* What the task requires
How many lines of the data include the string "true"? State the number and nothing else.

* Data shown
** begin **

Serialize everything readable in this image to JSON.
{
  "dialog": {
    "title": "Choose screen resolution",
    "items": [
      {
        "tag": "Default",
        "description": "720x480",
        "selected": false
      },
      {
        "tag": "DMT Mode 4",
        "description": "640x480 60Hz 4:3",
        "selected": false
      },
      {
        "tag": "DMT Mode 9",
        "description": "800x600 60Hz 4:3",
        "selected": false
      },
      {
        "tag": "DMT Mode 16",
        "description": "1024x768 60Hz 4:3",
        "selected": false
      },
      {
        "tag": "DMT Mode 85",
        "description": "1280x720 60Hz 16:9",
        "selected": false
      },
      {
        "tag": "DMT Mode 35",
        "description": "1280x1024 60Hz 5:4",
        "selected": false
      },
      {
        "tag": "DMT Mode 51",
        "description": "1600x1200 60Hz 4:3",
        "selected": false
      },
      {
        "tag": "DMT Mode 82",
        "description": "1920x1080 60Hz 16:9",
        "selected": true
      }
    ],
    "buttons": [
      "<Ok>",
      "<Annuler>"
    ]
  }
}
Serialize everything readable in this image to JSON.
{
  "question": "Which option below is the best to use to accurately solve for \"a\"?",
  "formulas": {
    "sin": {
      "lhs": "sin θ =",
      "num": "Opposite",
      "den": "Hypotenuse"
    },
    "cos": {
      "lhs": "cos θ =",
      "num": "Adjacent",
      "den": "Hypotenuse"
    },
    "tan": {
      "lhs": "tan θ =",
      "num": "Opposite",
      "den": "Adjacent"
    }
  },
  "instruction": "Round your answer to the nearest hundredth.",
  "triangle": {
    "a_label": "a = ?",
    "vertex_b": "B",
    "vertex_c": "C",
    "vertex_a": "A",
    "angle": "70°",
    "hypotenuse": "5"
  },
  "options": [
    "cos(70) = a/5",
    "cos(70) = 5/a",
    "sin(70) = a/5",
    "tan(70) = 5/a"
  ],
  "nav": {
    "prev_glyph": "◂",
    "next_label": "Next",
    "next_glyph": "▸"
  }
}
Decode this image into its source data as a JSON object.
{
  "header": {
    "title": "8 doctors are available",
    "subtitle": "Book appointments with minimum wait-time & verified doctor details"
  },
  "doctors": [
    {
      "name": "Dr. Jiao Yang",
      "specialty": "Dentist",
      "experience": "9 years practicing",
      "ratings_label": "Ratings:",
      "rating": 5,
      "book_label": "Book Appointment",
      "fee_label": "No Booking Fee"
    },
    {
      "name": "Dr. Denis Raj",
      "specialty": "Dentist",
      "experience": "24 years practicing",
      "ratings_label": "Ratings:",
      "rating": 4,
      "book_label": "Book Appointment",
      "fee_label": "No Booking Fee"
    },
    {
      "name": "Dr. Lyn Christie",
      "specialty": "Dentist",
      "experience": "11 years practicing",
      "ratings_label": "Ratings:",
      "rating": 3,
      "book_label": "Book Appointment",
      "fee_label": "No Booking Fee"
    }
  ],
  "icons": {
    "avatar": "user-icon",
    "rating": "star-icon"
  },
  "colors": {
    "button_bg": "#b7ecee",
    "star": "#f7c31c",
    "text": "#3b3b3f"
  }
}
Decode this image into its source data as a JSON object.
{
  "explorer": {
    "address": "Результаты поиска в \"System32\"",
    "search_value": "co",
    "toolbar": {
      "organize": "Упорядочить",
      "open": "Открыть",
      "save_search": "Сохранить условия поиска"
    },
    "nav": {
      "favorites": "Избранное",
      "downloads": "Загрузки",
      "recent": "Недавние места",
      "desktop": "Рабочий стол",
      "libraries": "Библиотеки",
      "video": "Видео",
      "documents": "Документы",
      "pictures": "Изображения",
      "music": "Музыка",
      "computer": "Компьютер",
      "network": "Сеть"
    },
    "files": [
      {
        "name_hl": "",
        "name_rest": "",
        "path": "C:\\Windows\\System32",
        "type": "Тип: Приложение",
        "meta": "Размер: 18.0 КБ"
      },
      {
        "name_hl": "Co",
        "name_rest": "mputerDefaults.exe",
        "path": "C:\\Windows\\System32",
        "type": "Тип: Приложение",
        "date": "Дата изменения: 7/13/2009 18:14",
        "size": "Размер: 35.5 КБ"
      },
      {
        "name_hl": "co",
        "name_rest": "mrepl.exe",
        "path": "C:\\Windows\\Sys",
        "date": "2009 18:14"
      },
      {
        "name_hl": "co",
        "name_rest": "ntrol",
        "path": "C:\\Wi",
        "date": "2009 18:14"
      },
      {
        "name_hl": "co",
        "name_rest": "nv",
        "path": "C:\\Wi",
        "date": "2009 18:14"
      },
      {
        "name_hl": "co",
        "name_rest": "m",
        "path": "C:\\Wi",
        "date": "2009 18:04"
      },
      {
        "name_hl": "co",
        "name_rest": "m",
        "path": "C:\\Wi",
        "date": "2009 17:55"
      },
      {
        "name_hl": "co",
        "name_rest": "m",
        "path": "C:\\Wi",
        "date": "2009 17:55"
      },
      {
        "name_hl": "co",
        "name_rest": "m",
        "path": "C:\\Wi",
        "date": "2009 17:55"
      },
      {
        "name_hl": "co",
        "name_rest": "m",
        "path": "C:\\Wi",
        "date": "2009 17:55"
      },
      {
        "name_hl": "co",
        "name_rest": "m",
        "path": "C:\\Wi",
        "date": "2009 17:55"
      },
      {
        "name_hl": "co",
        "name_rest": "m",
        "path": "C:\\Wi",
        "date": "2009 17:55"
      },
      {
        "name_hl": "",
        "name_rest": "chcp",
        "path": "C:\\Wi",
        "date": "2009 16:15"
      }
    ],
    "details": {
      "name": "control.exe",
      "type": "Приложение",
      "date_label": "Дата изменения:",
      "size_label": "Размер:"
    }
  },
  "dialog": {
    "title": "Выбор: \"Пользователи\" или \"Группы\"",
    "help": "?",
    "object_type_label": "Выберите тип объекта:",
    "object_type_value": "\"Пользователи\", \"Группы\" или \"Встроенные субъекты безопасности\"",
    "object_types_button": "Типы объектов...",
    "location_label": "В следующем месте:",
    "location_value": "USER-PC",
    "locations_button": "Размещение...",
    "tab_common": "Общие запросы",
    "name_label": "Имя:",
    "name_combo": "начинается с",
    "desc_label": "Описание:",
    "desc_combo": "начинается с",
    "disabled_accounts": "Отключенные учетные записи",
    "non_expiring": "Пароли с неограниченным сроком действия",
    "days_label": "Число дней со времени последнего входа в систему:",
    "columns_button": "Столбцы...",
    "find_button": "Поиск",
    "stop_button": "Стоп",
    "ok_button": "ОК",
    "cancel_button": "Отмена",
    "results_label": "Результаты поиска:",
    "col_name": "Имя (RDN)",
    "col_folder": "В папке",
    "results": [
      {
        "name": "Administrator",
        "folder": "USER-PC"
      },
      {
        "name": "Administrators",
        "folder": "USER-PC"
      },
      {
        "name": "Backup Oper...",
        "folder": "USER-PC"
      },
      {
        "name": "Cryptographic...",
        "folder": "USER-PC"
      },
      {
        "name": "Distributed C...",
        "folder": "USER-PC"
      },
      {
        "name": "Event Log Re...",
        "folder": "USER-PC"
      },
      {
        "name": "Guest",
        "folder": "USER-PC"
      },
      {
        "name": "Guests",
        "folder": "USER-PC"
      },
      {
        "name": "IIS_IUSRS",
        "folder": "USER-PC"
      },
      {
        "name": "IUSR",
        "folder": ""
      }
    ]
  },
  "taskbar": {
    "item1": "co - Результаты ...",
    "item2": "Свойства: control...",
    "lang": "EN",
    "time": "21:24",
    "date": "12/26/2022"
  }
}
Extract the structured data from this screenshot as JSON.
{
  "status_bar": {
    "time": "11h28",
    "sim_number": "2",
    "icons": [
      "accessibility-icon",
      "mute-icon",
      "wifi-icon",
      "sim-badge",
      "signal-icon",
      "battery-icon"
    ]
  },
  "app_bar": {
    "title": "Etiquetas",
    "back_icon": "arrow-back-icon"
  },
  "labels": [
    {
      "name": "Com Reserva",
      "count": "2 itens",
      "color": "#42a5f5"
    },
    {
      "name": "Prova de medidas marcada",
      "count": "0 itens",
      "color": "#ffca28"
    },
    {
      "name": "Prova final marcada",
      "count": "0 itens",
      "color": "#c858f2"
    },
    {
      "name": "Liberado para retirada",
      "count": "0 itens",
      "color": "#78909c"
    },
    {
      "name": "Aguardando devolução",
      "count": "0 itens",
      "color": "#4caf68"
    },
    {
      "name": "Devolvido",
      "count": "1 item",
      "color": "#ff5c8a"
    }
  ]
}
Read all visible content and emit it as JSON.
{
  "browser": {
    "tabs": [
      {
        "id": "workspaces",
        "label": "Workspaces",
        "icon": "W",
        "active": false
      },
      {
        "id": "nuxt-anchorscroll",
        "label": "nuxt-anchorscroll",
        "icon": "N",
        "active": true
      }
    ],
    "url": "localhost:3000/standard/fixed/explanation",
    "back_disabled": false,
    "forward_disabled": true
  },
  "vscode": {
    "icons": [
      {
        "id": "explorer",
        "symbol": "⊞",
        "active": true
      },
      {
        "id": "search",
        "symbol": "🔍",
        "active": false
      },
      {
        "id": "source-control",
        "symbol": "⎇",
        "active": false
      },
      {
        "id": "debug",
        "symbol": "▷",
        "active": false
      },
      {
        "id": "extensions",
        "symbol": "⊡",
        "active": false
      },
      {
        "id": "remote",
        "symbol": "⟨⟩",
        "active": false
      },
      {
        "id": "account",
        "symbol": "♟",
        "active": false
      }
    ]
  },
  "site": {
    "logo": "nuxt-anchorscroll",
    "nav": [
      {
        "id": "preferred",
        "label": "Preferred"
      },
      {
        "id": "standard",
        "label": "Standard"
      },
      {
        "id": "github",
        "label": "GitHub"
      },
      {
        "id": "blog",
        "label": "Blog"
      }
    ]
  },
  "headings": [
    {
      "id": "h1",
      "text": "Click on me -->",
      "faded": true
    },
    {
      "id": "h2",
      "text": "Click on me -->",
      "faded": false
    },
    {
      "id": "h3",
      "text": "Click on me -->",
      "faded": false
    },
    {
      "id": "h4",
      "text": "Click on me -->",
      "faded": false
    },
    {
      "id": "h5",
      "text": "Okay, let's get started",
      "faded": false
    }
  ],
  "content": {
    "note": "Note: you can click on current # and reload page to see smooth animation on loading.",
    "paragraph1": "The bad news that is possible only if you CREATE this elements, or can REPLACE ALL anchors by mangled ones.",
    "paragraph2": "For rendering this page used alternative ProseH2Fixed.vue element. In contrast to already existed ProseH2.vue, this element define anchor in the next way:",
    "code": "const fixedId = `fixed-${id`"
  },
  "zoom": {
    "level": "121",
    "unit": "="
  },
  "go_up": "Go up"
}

** end **

* Problem solution
5